→ **Aim**
Every record that follows should be printed verbatim.

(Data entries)
____

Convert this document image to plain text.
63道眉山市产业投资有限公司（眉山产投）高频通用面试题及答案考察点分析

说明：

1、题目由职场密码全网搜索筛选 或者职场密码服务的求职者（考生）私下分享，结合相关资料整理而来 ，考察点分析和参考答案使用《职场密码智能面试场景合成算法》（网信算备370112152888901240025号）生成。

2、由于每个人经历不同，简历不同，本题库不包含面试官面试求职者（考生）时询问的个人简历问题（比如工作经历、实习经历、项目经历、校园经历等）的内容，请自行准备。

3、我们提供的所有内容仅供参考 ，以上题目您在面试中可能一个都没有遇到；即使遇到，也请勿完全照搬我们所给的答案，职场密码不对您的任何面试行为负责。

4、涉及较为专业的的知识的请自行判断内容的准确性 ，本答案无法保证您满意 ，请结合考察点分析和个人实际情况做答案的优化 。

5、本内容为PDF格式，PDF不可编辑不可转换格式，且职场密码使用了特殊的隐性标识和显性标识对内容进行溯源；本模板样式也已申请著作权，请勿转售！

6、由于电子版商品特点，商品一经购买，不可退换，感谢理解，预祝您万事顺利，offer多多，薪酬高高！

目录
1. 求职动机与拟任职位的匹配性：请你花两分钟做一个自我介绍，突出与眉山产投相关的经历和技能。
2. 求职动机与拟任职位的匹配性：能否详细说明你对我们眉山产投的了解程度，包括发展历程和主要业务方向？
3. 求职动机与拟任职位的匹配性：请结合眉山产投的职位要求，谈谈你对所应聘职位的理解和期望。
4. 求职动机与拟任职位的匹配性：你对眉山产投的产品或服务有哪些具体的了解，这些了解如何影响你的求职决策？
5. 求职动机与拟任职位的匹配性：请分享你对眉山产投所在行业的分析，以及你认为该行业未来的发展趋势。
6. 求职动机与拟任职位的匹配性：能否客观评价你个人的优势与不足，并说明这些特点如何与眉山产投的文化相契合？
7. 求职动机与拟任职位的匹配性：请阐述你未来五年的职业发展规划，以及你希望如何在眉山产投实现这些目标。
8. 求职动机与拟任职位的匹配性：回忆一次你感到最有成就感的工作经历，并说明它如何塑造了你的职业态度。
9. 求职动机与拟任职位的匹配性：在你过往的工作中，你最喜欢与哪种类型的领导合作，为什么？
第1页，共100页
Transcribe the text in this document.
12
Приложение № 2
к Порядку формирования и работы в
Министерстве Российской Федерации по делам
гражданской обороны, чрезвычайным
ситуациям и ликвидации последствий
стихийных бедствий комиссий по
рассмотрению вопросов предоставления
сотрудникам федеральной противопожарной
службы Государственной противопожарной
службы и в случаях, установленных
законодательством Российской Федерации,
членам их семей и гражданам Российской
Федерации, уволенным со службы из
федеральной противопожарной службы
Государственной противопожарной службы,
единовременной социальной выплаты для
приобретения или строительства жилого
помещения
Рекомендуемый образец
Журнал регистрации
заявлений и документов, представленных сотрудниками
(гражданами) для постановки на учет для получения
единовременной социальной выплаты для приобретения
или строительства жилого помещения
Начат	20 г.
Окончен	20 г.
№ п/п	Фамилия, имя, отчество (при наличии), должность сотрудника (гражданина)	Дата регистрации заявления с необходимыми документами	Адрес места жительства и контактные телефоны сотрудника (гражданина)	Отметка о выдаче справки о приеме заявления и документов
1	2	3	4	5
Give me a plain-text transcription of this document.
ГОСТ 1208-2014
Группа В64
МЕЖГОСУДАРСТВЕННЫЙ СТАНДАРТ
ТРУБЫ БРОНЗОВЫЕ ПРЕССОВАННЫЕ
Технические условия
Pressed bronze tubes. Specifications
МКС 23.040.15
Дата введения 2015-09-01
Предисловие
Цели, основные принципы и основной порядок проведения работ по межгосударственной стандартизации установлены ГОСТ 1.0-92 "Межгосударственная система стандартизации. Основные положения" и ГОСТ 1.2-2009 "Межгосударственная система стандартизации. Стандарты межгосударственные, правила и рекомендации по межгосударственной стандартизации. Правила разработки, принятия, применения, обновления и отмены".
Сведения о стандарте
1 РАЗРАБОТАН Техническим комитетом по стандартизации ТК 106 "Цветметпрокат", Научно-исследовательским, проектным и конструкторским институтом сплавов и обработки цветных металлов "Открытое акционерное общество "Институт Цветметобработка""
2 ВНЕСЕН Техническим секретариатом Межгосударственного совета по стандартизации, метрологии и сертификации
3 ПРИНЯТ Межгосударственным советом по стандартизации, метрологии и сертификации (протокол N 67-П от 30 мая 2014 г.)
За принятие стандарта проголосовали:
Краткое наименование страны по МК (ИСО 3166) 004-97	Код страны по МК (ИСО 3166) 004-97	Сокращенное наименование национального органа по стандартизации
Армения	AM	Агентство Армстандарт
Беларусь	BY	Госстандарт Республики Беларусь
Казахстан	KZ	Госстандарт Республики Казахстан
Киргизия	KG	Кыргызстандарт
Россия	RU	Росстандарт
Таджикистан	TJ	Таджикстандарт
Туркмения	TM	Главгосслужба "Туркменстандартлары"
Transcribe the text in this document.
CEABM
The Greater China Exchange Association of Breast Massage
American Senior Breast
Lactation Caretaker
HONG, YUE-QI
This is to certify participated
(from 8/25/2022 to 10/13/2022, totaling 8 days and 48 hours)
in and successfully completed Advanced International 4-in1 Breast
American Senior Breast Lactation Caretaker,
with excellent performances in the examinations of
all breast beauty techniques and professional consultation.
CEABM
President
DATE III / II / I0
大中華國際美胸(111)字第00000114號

____

→ **Reply to the task**
Convert this document image to plain text.
63道眉山市产业投资有限公司（眉山产投）高频通用面试题及答案考察点分析

说明：

1、题目由职场密码全网搜索筛选 或者职场密码服务的求职者（考生）私下分享，结合相关资料整理而来 ，考察点分析和参考答案使用《职场密码智能面试场景合成算法》（网信算备370112152888901240025号）生成。

2、由于每个人经历不同，简历不同，本题库不包含面试官面试求职者（考生）时询问的个人简历问题（比如工作经历、实习经历、项目经历、校园经历等）的内容，请自行准备。

3、我们提供的所有内容仅供参考 ，以上题目您在面试中可能一个都没有遇到；即使遇到，也请勿完全照搬我们所给的答案，职场密码不对您的任何面试行为负责。

4、涉及较为专业的的知识的请自行判断内容的准确性 ，本答案无法保证您满意 ，请结合考察点分析和个人实际情况做答案的优化 。

5、本内容为PDF格式，PDF不可编辑不可转换格式，且职场密码使用了特殊的隐性标识和显性标识对内容进行溯源；本模板样式也已申请著作权，请勿转售！

6、由于电子版商品特点，商品一经购买，不可退换，感谢理解，预祝您万事顺利，offer多多，薪酬高高！

目录
1. 求职动机与拟任职位的匹配性：请你花两分钟做一个自我介绍，突出与眉山产投相关的经历和技能。
2. 求职动机与拟任职位的匹配性：能否详细说明你对我们眉山产投的了解程度，包括发展历程和主要业务方向？
3. 求职动机与拟任职位的匹配性：请结合眉山产投的职位要求，谈谈你对所应聘职位的理解和期望。
4. 求职动机与拟任职位的匹配性：你对眉山产投的产品或服务有哪些具体的了解，这些了解如何影响你的求职决策？
5. 求职动机与拟任职位的匹配性：请分享你对眉山产投所在行业的分析，以及你认为该行业未来的发展趋势。
6. 求职动机与拟任职位的匹配性：能否客观评价你个人的优势与不足，并说明这些特点如何与眉山产投的文化相契合？
7. 求职动机与拟任职位的匹配性：请阐述你未来五年的职业发展规划，以及你希望如何在眉山产投实现这些目标。
8. 求职动机与拟任职位的匹配性：回忆一次你感到最有成就感的工作经历，并说明它如何塑造了你的职业态度。
9. 求职动机与拟任职位的匹配性：在你过往的工作中，你最喜欢与哪种类型的领导合作，为什么？
第1页，共100页
Transcribe the text in this document.
12
Приложение № 2
к Порядку формирования и работы в
Министерстве Российской Федерации по делам
гражданской обороны, чрезвычайным
ситуациям и ликвидации последствий
стихийных бедствий комиссий по
рассмотрению вопросов предоставления
сотрудникам федеральной противопожарной
службы Государственной противопожарной
службы и в случаях, установленных
законодательством Российской Федерации,
членам их семей и гражданам Российской
Федерации, уволенным со службы из
федеральной противопожарной службы
Государственной противопожарной службы,
единовременной социальной выплаты для
приобретения или строительства жилого
помещения
Рекомендуемый образец
Журнал регистрации
заявлений и документов, представленных сотрудниками
(гражданами) для постановки на учет для получения
единовременной социальной выплаты для приобретения
или строительства жилого помещения
Начат	20 г.
Окончен	20 г.
№ п/п	Фамилия, имя, отчество (при наличии), должность сотрудника (гражданина)	Дата регистрации заявления с необходимыми документами	Адрес места жительства и контактные телефоны сотрудника (гражданина)	Отметка о выдаче справки о приеме заявления и документов
1	2	3	4	5
Give me a plain-text transcription of this document.
ГОСТ 1208-2014
Группа В64
МЕЖГОСУДАРСТВЕННЫЙ СТАНДАРТ
ТРУБЫ БРОНЗОВЫЕ ПРЕССОВАННЫЕ
Технические условия
Pressed bronze tubes. Specifications
МКС 23.040.15
Дата введения 2015-09-01
Предисловие
Цели, основные принципы и основной порядок проведения работ по межгосударственной стандартизации установлены ГОСТ 1.0-92 "Межгосударственная система стандартизации. Основные положения" и ГОСТ 1.2-2009 "Межгосударственная система стандартизации. Стандарты межгосударственные, правила и рекомендации по межгосударственной стандартизации. Правила разработки, принятия, применения, обновления и отмены".
Сведения о стандарте
1 РАЗРАБОТАН Техническим комитетом по стандартизации ТК 106 "Цветметпрокат", Научно-исследовательским, проектным и конструкторским институтом сплавов и обработки цветных металлов "Открытое акционерное общество "Институт Цветметобработка""
2 ВНЕСЕН Техническим секретариатом Межгосударственного совета по стандартизации, метрологии и сертификации
3 ПРИНЯТ Межгосударственным советом по стандартизации, метрологии и сертификации (протокол N 67-П от 30 мая 2014 г.)
За принятие стандарта проголосовали:
Краткое наименование страны по МК (ИСО 3166) 004-97	Код страны по МК (ИСО 3166) 004-97	Сокращенное наименование национального органа по стандартизации
Армения	AM	Агентство Армстандарт
Беларусь	BY	Госстандарт Республики Беларусь
Казахстан	KZ	Госстандарт Республики Казахстан
Киргизия	KG	Кыргызстандарт
Россия	RU	Росстандарт
Таджикистан	TJ	Таджикстандарт
Туркмения	TM	Главгосслужба "Туркменстандартлары"
Transcribe the text in this document.
CEABM
The Greater China Exchange Association of Breast Massage
American Senior Breast
Lactation Caretaker
HONG, YUE-QI
This is to certify participated
(from 8/25/2022 to 10/13/2022, totaling 8 days and 48 hours)
in and successfully completed Advanced International 4-in1 Breast
American Senior Breast Lactation Caretaker,
with excellent performances in the examinations of
all breast beauty techniques and professional consultation.
CEABM
President
DATE III / II / I0
大中華國際美胸(111)字第00000114號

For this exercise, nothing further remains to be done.